MATERIAL TO PROCESS |
------------------------------

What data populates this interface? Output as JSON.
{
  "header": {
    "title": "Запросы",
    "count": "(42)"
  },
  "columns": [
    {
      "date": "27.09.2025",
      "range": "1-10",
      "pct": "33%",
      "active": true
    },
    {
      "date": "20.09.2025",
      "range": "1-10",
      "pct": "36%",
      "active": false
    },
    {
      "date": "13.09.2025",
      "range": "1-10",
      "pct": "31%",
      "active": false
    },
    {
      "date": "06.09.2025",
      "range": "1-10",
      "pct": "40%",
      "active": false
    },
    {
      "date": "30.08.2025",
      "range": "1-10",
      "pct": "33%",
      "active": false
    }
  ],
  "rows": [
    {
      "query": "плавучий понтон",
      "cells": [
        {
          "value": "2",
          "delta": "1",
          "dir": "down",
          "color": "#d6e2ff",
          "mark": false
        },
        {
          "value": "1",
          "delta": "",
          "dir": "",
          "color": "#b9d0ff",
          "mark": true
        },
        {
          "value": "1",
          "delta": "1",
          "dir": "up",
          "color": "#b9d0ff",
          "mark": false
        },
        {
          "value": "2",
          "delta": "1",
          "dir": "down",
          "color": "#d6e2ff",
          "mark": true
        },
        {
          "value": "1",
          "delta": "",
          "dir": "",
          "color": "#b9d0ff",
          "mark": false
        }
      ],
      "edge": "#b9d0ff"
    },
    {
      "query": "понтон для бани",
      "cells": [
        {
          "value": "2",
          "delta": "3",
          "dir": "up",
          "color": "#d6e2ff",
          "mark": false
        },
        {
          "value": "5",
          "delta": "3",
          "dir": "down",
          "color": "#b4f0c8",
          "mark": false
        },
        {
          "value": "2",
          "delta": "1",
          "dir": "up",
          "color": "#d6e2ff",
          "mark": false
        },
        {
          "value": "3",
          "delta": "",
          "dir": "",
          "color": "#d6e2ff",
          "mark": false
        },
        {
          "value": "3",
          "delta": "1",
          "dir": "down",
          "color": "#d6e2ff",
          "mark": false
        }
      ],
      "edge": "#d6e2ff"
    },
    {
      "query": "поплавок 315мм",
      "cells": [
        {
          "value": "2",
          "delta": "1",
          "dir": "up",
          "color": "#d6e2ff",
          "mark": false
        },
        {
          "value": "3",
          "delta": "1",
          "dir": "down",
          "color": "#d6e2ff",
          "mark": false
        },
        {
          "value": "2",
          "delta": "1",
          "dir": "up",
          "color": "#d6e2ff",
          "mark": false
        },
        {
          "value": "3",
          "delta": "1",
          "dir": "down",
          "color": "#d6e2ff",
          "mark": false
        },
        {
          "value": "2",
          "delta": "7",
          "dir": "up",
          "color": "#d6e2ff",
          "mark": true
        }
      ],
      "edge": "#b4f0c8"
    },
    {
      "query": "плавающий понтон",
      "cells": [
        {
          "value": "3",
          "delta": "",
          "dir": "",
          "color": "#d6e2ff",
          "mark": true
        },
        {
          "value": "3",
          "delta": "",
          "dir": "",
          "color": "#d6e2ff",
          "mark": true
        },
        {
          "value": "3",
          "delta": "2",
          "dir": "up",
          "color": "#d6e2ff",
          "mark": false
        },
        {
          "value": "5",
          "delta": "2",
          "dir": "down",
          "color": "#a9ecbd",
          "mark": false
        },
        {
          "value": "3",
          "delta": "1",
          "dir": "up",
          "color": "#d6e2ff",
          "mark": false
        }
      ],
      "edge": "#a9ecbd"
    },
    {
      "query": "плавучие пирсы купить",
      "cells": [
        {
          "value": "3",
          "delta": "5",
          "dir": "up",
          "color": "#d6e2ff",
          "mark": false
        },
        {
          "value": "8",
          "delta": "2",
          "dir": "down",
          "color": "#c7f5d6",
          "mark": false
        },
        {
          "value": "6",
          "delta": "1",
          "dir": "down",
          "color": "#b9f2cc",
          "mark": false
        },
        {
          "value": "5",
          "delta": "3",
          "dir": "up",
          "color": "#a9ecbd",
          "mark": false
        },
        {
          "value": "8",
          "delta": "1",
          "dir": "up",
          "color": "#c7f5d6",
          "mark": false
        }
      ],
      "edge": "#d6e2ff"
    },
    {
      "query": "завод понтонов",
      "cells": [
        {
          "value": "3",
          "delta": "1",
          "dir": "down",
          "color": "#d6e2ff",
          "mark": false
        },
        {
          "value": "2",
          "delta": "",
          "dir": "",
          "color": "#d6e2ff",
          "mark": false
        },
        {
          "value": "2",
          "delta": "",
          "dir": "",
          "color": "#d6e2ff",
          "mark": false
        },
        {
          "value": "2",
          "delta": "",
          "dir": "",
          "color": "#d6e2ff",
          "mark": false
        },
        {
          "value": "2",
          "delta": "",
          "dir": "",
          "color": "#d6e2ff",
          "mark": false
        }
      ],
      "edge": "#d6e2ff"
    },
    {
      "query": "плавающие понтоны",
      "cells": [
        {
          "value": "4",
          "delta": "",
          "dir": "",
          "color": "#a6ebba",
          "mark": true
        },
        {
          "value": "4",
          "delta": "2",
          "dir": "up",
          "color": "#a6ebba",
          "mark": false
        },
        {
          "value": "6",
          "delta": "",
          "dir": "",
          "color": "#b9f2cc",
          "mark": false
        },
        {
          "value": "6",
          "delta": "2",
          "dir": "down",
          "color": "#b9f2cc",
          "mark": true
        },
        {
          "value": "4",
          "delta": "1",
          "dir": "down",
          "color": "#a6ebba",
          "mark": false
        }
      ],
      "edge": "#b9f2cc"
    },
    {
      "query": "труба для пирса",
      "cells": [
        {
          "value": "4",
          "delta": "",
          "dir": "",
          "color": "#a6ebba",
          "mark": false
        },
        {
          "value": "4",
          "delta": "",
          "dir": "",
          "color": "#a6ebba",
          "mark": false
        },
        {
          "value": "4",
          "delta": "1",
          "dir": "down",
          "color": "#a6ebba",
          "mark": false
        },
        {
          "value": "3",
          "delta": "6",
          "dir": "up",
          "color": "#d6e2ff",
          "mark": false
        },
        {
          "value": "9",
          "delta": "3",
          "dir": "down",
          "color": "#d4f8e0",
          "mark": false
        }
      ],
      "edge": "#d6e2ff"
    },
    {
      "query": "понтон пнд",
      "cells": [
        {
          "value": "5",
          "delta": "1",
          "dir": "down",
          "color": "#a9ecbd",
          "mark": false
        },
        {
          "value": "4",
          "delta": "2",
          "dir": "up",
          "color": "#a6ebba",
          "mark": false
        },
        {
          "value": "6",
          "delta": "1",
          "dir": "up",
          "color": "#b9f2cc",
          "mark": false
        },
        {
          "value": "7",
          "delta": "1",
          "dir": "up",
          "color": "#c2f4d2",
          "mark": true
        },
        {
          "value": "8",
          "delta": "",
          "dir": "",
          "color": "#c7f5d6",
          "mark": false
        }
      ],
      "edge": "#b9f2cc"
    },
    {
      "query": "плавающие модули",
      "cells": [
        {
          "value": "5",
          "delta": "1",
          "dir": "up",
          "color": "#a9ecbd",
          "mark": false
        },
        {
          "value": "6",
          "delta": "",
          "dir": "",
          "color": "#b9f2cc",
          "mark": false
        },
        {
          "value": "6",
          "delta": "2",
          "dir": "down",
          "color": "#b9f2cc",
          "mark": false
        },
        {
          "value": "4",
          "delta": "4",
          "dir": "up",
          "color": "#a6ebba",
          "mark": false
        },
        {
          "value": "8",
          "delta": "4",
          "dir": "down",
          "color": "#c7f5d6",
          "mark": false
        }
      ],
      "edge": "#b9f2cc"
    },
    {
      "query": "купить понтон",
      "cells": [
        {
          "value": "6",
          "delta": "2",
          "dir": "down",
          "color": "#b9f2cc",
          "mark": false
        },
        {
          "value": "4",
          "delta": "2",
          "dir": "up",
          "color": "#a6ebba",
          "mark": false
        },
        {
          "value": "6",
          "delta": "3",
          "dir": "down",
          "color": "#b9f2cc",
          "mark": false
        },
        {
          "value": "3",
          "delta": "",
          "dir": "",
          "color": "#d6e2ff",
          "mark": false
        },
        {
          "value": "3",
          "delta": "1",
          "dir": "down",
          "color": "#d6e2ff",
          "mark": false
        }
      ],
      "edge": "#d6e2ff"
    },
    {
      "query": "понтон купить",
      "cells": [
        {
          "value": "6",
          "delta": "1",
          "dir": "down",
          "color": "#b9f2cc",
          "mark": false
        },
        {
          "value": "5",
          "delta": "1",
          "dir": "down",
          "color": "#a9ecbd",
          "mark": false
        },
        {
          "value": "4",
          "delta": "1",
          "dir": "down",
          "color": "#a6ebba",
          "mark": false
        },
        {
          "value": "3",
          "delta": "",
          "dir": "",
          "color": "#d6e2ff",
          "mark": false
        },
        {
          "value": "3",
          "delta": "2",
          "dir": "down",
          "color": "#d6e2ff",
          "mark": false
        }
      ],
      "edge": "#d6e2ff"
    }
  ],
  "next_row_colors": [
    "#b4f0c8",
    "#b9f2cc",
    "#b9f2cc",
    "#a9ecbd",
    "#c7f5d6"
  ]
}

------------------------------

YOUR GOAL |
Within the listing above, find every line containing the string "плавающие" and return it.

TASK SOLUTION |
      "query": "плавающие понтоны",
      "query": "плавающие модули",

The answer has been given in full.